TASK DATA:
****

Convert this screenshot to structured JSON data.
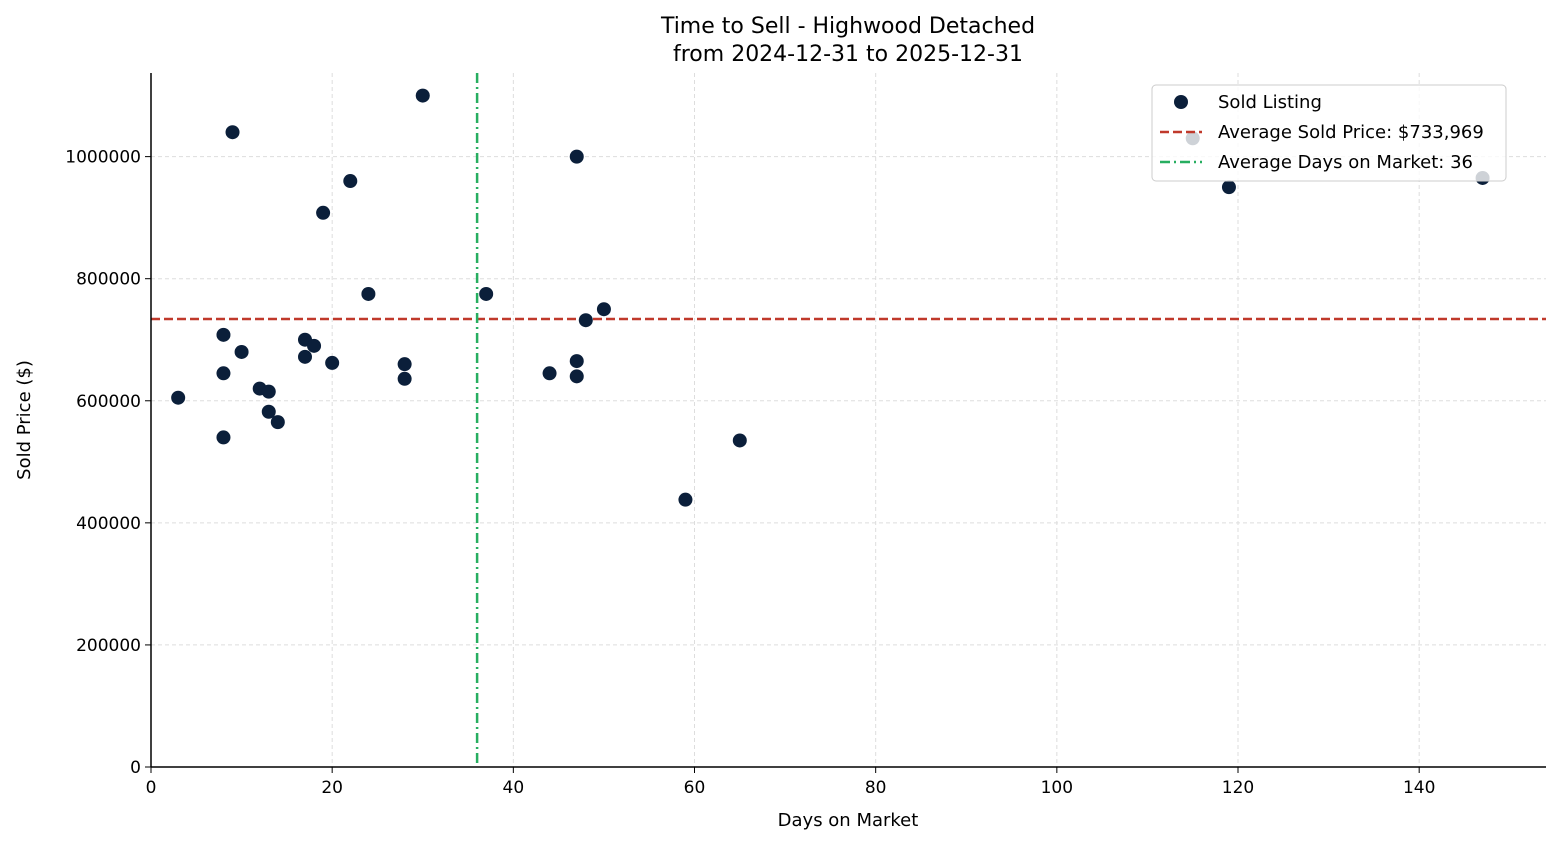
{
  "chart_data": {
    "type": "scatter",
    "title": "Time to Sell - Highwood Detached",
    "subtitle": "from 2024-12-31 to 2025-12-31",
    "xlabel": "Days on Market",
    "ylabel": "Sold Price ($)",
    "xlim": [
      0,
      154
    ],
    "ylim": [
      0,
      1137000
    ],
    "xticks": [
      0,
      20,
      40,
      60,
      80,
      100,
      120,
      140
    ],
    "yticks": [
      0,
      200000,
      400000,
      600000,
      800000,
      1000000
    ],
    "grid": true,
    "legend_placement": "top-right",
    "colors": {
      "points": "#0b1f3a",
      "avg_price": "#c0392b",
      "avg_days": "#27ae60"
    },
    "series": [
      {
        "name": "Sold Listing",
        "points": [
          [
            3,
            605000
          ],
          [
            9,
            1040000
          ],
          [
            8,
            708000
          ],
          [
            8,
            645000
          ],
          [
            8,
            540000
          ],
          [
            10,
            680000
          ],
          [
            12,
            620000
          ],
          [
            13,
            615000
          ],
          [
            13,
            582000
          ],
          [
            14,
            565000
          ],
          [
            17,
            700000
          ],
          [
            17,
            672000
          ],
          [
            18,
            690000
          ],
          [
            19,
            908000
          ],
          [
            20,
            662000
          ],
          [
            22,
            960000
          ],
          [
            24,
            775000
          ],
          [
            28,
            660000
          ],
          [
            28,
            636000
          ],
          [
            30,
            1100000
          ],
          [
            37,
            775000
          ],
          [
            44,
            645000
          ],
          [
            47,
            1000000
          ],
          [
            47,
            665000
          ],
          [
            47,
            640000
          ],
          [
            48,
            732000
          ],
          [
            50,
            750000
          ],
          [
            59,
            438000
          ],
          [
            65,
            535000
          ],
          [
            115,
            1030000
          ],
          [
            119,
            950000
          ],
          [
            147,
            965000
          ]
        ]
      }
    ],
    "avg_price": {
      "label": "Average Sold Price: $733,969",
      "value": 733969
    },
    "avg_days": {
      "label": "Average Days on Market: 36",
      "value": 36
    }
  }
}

****

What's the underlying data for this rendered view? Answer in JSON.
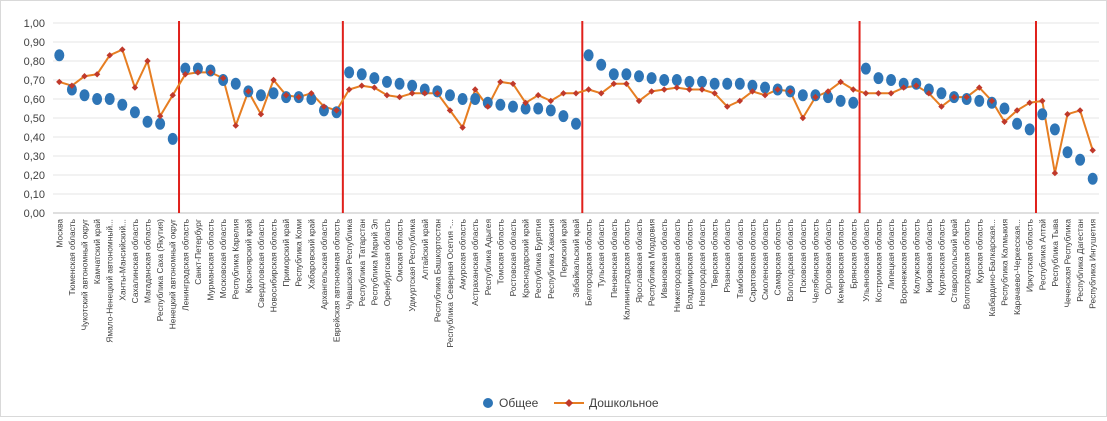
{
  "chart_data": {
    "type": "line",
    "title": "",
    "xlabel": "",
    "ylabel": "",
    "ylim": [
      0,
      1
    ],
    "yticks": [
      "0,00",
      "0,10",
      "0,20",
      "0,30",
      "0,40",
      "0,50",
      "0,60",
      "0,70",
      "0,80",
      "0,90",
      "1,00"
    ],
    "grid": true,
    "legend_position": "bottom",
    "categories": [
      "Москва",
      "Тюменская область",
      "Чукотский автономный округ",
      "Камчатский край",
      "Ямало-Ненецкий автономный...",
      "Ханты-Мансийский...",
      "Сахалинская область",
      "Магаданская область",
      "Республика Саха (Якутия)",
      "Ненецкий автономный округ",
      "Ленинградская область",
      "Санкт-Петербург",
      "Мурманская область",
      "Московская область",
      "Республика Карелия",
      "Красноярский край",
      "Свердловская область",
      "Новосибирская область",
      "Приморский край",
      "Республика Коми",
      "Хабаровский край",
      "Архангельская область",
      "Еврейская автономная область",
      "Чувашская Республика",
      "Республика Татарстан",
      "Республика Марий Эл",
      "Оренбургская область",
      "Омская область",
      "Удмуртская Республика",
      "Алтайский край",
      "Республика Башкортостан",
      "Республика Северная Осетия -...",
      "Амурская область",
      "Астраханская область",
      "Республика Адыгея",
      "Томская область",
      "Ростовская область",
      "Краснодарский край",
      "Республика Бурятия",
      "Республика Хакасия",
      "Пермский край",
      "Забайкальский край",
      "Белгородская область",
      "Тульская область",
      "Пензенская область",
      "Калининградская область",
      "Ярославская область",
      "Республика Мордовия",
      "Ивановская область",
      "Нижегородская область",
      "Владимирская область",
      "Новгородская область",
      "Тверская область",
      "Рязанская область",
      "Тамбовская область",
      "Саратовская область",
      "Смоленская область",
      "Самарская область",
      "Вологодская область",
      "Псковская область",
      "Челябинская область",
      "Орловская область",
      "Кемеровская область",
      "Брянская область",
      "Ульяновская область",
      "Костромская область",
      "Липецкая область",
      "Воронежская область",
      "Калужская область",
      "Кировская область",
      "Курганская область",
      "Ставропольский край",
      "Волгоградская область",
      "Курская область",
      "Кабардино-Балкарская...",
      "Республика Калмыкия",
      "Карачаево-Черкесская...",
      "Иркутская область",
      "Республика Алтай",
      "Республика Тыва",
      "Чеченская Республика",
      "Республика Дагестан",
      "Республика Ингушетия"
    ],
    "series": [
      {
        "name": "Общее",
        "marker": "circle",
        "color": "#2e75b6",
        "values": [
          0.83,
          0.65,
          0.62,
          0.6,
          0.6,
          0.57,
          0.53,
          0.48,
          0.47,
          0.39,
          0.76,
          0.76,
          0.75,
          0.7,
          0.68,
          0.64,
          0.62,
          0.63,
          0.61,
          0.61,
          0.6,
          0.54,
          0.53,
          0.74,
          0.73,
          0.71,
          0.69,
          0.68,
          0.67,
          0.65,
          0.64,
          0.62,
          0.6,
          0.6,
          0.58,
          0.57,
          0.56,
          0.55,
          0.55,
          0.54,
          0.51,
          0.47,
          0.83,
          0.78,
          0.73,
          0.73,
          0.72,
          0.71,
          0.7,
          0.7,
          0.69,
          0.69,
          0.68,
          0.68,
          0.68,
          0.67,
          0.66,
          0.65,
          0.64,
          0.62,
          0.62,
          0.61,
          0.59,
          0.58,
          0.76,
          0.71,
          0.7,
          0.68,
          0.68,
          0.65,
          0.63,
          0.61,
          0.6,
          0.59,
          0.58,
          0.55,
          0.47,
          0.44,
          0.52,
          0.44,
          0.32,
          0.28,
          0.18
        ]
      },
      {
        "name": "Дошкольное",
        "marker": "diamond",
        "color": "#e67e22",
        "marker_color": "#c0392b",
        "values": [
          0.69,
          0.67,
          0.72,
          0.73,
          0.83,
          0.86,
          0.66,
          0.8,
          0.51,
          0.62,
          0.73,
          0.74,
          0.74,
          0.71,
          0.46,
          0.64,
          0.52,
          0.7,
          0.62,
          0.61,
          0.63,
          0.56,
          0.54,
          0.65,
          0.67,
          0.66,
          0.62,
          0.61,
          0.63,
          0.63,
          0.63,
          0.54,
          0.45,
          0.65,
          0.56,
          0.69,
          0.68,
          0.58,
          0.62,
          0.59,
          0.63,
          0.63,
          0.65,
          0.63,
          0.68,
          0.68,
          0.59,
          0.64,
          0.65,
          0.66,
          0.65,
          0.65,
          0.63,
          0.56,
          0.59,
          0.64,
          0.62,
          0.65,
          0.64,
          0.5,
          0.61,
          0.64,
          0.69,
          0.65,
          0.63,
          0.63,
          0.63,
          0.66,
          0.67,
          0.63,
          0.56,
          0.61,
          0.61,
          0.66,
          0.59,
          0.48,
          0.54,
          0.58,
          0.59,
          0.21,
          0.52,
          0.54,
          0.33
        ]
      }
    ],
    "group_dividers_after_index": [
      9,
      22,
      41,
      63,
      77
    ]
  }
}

****

TASK INSTRUCTIONS:
Report each line of the material above where the word "Ненецкий" appears.

ANSWER FOR THE TASK:
      "Ямало-Ненецкий автономный...",
      "Ненецкий автономный округ",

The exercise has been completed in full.